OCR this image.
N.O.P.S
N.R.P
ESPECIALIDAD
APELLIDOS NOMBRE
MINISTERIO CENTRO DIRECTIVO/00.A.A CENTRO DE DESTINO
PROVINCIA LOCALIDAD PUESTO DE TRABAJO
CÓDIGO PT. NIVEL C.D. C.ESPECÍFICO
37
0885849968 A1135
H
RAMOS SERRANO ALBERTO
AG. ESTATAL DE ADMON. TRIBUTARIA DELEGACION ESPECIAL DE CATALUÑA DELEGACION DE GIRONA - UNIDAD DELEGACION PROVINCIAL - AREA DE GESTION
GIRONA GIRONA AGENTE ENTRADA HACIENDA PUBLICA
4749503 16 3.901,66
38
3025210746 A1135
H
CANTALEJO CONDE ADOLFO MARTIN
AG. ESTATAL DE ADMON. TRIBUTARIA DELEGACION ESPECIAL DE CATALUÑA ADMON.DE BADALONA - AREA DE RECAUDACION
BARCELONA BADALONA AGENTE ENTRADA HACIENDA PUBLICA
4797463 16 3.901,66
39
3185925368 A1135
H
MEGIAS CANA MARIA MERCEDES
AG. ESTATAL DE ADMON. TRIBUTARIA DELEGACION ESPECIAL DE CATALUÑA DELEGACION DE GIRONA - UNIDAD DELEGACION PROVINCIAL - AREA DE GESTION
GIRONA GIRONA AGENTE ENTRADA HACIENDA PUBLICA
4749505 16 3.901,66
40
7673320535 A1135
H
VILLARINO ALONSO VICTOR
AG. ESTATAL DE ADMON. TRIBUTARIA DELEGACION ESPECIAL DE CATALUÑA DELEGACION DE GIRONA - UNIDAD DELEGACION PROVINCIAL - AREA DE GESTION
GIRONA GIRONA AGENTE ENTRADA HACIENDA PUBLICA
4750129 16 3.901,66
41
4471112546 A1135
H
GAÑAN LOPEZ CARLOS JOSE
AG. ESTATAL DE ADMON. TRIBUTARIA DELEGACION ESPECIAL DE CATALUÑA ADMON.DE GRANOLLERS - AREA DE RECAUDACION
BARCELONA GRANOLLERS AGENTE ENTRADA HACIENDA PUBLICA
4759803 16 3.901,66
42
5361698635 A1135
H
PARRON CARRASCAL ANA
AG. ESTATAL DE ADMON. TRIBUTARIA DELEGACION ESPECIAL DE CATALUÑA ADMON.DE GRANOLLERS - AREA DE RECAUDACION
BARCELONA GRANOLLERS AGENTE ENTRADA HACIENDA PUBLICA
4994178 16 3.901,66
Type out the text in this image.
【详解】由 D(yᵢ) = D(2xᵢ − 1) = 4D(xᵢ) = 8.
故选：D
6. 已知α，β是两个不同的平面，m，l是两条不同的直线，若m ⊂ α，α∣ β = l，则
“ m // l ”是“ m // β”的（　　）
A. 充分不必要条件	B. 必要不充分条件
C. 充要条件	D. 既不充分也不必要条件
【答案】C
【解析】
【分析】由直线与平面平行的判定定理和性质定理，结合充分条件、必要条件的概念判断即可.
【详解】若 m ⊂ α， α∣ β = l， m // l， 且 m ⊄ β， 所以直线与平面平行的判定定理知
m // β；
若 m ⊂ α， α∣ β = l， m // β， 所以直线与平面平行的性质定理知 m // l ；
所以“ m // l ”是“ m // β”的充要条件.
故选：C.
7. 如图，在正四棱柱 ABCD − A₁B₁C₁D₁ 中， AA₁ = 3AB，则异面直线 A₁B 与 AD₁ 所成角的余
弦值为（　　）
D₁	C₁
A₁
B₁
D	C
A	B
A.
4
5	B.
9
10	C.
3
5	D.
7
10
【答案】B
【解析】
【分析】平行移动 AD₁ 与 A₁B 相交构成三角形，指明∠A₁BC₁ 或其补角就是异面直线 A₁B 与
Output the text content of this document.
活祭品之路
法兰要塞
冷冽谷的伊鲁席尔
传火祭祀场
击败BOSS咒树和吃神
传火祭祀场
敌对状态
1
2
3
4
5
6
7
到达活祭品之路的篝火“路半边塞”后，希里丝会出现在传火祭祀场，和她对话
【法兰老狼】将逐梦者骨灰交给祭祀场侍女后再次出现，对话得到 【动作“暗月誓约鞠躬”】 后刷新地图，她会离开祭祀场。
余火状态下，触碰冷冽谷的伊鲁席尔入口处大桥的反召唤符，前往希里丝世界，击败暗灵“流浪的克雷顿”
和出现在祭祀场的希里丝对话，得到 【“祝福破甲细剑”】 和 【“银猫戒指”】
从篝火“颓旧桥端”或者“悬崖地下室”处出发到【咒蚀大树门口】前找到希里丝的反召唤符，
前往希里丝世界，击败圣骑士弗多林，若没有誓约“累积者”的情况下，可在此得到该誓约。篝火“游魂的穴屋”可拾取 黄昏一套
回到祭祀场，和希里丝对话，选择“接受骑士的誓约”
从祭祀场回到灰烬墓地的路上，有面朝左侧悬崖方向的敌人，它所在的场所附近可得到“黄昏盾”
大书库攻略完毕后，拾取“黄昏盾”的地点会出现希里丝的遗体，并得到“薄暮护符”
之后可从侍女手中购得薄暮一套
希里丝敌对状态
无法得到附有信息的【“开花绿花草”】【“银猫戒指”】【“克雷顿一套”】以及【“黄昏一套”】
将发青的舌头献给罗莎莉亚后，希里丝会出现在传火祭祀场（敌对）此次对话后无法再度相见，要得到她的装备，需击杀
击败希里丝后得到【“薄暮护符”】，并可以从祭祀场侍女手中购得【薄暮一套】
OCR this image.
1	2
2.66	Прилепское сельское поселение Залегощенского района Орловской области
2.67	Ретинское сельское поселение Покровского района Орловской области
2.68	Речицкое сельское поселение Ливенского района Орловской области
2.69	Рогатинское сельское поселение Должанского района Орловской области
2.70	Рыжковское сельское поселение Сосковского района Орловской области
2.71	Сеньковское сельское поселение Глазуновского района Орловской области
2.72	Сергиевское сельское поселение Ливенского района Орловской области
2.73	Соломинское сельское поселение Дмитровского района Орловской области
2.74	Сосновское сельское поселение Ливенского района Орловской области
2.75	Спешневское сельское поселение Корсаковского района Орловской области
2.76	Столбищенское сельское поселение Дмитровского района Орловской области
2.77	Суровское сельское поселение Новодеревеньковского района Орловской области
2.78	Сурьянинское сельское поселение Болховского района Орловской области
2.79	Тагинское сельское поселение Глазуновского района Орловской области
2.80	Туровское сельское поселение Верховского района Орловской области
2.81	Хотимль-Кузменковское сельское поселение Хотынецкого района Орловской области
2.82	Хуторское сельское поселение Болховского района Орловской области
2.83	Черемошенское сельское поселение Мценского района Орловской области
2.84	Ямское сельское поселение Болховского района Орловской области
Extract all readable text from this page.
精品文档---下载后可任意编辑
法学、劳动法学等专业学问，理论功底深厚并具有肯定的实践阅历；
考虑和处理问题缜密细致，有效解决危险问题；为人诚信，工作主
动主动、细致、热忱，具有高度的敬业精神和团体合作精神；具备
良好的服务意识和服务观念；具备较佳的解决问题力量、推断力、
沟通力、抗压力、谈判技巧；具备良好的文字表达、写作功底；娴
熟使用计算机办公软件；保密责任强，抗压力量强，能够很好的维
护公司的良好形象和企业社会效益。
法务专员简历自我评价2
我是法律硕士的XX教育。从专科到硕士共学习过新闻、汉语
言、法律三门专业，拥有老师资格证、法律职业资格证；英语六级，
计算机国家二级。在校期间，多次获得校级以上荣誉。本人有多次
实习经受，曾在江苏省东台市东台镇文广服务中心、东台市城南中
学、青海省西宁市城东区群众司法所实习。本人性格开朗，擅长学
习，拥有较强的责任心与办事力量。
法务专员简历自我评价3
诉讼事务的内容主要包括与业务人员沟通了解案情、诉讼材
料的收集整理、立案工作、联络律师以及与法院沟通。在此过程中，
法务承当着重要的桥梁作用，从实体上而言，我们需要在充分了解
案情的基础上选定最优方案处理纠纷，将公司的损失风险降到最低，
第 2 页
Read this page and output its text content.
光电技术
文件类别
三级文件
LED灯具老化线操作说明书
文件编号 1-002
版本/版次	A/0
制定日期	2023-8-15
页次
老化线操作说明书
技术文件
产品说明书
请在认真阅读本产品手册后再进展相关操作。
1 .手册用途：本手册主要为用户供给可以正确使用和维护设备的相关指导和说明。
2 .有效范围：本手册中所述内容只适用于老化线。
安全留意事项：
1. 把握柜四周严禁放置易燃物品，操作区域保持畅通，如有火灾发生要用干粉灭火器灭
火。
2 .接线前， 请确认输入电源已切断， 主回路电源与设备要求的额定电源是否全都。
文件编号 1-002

========================================

- Stated problem
Work through the records line by line and tally those holding "希里丝会出现在传火祭祀场". Reply with the number alone.

- Written solution
2